**Passage to read:**
== == ==
Mark Proctor

Personal information
- Full name: Mark Gerard Proctor
- Date of birth: 30 January 1961 (age 65)
- Place of birth: Middlesbrough, England
- Height: 5 ft 10 in (1.78 m)
- Position: Midfielder

Senior career*
- Years: Team / Apps / (Gls)
- 1978–1981: Middlesbrough / 109 / (12)
- 1981–1983: Nottingham Forest / 63 / (5)
- 1983–1987: Sunderland / 117 / (20)
- 1987–1989: Sheffield Wednesday / 59 / (4)
- 1989–1993: Middlesbrough / 120 / (6)
- 1993–1995: Tranmere Rovers / 31 / (1)
- 1995–1996: St Johnstone / 6 / (0)
- 1996–: South Shields
- 1997–1998: Hartlepool United / 6 / (0)
- Total:  / 511 / (58)

International career
- 1978–1979: England Youth / 6 / (0)
- 1981–1982: England U21 / 5 / (0)

Managerial career
- 2006: Hibernian (caretaker)
- 2007–2008: Livingston
- 2010: Middlesbrough (caretaker)

= Mark Proctor (footballer) =

English footballer and coach

Mark Proctor (born 30 January 1961) is an English former footballer and coach.

==Playing career==
Proctor began his career with Middlesbrough, making his debut in 1978. He joined Nottingham Forest in 1981 for £440,000 before moving on to Sunderland in 1983. He remained with Sunderland for four years before moving to Sheffield Wednesday in 1987 for £275,000. After two years in Sheffield he returned to Middlesbrough in 1989 for £300,000. He had further spells with Tranmere Rovers, South Shields and Hartlepool United before retiring in 1998.
== == ==
**Supplied entries:**

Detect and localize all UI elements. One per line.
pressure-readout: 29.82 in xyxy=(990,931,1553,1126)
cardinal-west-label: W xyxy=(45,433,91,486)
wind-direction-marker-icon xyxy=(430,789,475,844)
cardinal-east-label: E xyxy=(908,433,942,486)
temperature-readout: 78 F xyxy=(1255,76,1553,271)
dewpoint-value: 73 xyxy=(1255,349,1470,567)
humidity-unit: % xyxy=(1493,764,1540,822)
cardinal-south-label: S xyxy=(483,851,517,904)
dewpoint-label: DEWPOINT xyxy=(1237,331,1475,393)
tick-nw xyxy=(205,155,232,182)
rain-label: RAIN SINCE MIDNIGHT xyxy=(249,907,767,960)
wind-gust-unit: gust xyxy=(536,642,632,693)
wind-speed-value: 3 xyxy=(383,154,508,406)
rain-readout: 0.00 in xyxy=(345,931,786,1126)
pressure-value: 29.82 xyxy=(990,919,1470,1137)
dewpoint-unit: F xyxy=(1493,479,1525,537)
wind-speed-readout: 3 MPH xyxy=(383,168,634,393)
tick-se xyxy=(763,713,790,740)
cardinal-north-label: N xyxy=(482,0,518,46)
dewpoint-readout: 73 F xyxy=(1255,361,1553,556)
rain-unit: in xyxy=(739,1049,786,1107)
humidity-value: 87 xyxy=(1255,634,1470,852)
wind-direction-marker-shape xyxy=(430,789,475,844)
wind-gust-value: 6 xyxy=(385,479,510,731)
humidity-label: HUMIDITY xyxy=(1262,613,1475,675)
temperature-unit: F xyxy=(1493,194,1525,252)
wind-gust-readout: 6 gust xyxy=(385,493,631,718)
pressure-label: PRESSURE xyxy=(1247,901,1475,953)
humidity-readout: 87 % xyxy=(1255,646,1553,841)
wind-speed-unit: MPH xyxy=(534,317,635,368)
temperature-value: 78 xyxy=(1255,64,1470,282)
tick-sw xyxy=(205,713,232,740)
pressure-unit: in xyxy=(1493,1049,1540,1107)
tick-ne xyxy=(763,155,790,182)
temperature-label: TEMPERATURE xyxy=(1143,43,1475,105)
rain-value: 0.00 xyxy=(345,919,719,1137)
== == ==
**Problem statement:** Please continue the article on Mark Proctor from its last sentence.

**Result:**
==Managerial career==
Proctor helped coach Middlesbrough's Academy to the FA Youth Cup in 2004, before becoming their reserve team manager. He then became assistant manager at Darlington and coach at Hibernian. He was manager of Hibernian on a temporary basis for two matches between the departure of Tony Mowbray and the appointment of John Collins. Under his tenure Hibs defeated Dunfermline Athletic 4–0 and lost 2–1 to Aberdeen.

After leaving Hibs in the spring of 2007, Proctor was appointed manager of Livingston on 23 May. He managed the club during the 2007–08 season, but was sacked on 3 June 2008. Proctor rejoined Middlesbrough in September 2008, as under-18 coach. Proctor was promoted to first team coach by Tony Mowbray. After Mowbray was sacked by Middlesbrough in November 2013, Proctor also left the club. He is now retired from football.